### Required task:
Reproduce only the lines that run from the line with "What's the underlying" to the last line of the material, both ends included, exactly as they appear.

━━━━━━━━━━━━━━━━━━━━━━━━━━━━━━

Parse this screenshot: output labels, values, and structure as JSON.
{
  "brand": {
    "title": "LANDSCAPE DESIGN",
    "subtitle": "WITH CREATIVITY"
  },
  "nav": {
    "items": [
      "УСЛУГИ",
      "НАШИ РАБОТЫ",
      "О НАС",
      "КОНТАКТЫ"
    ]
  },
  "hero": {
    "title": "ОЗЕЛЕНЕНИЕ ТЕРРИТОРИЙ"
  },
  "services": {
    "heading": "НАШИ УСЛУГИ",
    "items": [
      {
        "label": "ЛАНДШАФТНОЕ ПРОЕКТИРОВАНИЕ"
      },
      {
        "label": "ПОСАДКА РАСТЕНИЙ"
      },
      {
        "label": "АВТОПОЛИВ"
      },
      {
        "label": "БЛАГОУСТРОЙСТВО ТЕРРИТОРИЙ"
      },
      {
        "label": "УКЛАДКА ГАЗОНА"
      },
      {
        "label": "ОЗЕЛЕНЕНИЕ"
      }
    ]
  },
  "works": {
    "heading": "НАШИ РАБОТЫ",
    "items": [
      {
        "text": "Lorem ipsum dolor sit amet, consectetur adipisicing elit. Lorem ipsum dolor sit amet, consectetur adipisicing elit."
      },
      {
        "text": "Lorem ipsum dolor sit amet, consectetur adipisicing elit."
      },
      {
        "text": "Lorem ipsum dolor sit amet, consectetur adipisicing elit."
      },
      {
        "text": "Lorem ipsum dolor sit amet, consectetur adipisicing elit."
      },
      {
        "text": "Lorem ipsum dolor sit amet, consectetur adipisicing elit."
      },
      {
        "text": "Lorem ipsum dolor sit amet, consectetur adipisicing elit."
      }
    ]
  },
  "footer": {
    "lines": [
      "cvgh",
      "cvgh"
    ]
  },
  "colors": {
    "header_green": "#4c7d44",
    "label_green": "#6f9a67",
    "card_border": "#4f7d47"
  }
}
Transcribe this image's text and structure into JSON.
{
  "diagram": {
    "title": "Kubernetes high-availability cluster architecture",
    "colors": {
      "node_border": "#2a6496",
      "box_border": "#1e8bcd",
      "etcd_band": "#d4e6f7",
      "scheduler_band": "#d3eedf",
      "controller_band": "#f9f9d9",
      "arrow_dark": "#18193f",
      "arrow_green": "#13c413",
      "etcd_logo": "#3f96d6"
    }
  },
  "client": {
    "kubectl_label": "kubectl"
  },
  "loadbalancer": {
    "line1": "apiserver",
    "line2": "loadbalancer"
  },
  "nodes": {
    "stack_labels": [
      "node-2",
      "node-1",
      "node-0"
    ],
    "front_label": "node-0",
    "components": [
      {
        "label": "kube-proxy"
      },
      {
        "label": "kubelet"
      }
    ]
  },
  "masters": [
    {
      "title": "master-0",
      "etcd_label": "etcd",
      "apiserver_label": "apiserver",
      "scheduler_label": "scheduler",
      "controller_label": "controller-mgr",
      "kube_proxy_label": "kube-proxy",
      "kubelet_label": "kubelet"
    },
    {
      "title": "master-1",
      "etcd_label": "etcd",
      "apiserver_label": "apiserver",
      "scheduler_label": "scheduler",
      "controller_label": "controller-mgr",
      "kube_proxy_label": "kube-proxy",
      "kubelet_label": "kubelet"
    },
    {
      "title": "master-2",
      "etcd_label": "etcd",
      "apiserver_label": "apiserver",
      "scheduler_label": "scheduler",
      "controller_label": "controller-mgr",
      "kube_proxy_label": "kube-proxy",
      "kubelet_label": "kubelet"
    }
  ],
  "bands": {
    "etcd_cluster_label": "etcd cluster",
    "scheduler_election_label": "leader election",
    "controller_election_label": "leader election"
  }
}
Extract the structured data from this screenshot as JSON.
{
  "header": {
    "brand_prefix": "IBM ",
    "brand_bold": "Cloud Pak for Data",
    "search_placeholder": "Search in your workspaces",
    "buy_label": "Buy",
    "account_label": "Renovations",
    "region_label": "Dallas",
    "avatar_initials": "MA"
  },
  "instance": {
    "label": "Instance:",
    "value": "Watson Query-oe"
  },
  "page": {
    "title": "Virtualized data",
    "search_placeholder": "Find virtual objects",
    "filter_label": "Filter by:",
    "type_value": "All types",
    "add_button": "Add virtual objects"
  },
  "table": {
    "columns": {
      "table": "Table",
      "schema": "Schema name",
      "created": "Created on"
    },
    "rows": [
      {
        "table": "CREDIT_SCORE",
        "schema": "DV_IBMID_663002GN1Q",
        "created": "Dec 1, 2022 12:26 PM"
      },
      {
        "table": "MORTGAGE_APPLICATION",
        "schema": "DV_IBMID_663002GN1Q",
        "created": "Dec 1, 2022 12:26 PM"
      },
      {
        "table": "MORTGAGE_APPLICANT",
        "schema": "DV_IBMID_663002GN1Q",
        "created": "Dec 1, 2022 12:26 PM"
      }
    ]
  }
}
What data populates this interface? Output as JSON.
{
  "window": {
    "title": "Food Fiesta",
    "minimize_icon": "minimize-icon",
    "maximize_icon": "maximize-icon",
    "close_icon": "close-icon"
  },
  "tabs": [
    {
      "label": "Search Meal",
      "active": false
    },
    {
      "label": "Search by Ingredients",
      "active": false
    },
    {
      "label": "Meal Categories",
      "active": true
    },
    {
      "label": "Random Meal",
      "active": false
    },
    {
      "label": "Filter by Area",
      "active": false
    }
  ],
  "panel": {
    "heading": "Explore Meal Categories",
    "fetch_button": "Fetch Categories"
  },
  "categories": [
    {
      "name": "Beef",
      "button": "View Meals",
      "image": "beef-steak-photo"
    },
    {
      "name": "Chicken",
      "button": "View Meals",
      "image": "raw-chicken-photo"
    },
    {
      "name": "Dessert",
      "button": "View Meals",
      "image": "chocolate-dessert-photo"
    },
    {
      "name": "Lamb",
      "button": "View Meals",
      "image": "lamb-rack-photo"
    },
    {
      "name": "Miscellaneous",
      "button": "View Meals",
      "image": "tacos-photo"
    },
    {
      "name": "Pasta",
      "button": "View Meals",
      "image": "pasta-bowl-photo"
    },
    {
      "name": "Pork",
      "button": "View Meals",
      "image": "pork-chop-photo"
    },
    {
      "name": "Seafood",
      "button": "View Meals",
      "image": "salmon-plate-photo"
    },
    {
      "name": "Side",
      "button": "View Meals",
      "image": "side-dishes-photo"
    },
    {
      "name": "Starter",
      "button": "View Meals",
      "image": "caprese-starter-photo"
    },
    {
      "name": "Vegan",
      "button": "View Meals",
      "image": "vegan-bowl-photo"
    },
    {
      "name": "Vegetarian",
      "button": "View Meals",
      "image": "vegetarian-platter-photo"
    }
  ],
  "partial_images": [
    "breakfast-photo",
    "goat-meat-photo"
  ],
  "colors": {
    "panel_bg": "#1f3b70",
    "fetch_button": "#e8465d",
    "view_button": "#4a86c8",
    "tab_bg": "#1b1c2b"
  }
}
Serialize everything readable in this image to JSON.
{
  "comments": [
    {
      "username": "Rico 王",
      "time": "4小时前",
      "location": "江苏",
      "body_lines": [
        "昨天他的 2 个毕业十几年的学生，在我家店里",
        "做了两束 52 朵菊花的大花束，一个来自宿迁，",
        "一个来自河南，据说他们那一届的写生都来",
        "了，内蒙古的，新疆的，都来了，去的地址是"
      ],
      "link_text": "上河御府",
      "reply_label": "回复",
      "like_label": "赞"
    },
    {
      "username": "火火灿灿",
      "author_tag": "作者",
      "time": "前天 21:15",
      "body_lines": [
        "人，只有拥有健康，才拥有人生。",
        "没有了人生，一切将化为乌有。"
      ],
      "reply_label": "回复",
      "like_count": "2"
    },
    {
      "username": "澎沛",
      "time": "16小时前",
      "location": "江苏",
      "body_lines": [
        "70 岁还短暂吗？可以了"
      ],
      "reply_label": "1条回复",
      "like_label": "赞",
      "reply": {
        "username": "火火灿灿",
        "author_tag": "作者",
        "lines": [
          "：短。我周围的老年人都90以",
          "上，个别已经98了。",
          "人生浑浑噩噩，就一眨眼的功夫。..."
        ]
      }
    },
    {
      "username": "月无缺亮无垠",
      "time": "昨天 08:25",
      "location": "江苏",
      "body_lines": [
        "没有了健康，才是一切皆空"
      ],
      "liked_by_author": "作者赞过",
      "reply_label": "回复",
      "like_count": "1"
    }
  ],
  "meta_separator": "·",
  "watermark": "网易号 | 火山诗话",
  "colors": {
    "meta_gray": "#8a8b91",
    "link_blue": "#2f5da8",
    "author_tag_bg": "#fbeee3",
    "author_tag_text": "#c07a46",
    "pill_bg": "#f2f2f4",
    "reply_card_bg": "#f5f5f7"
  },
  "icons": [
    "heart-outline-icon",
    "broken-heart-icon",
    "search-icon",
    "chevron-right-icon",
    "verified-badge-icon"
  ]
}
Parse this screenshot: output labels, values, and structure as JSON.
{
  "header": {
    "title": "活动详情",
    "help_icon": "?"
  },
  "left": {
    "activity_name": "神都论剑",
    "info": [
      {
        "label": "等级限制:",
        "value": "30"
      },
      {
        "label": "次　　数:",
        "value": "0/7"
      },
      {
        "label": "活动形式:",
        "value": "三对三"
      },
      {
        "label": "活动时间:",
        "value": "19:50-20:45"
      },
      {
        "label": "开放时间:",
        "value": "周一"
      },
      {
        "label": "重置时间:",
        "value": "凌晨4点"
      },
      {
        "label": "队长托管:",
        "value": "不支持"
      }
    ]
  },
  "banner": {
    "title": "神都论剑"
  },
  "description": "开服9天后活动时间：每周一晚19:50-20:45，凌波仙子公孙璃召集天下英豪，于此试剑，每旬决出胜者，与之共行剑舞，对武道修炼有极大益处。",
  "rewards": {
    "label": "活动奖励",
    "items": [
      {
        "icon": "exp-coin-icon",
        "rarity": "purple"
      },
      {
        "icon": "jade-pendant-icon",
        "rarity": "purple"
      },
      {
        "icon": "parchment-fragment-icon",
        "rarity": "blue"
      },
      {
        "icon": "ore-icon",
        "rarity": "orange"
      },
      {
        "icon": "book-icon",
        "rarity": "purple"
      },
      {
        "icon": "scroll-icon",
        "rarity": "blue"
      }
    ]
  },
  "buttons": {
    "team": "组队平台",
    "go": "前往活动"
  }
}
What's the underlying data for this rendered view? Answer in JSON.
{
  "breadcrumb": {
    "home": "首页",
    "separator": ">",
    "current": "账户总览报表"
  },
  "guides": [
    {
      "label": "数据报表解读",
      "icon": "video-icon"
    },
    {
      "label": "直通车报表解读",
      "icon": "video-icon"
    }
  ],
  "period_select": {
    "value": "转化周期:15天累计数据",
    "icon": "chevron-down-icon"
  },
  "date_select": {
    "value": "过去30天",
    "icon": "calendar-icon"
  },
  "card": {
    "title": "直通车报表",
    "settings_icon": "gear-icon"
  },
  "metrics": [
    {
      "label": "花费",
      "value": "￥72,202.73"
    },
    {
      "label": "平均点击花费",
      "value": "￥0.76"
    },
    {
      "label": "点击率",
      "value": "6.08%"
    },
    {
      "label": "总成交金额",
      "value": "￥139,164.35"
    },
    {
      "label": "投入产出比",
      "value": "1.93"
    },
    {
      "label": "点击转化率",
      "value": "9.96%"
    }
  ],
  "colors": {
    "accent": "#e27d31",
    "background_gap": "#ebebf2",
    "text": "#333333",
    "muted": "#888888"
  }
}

━━━━━━━━━━━━━━━━━━━━━━━━━━━━━━

### Result of the task:
What's the underlying data for this rendered view? Answer in JSON.
{
  "breadcrumb": {
    "home": "首页",
    "separator": ">",
    "current": "账户总览报表"
  },
  "guides": [
    {
      "label": "数据报表解读",
      "icon": "video-icon"
    },
    {
      "label": "直通车报表解读",
      "icon": "video-icon"
    }
  ],
  "period_select": {
    "value": "转化周期:15天累计数据",
    "icon": "chevron-down-icon"
  },
  "date_select": {
    "value": "过去30天",
    "icon": "calendar-icon"
  },
  "card": {
    "title": "直通车报表",
    "settings_icon": "gear-icon"
  },
  "metrics": [
    {
      "label": "花费",
      "value": "￥72,202.73"
    },
    {
      "label": "平均点击花费",
      "value": "￥0.76"
    },
    {
      "label": "点击率",
      "value": "6.08%"
    },
    {
      "label": "总成交金额",
      "value": "￥139,164.35"
    },
    {
      "label": "投入产出比",
      "value": "1.93"
    },
    {
      "label": "点击转化率",
      "value": "9.96%"
    }
  ],
  "colors": {
    "accent": "#e27d31",
    "background_gap": "#ebebf2",
    "text": "#333333",
    "muted": "#888888"
  }
}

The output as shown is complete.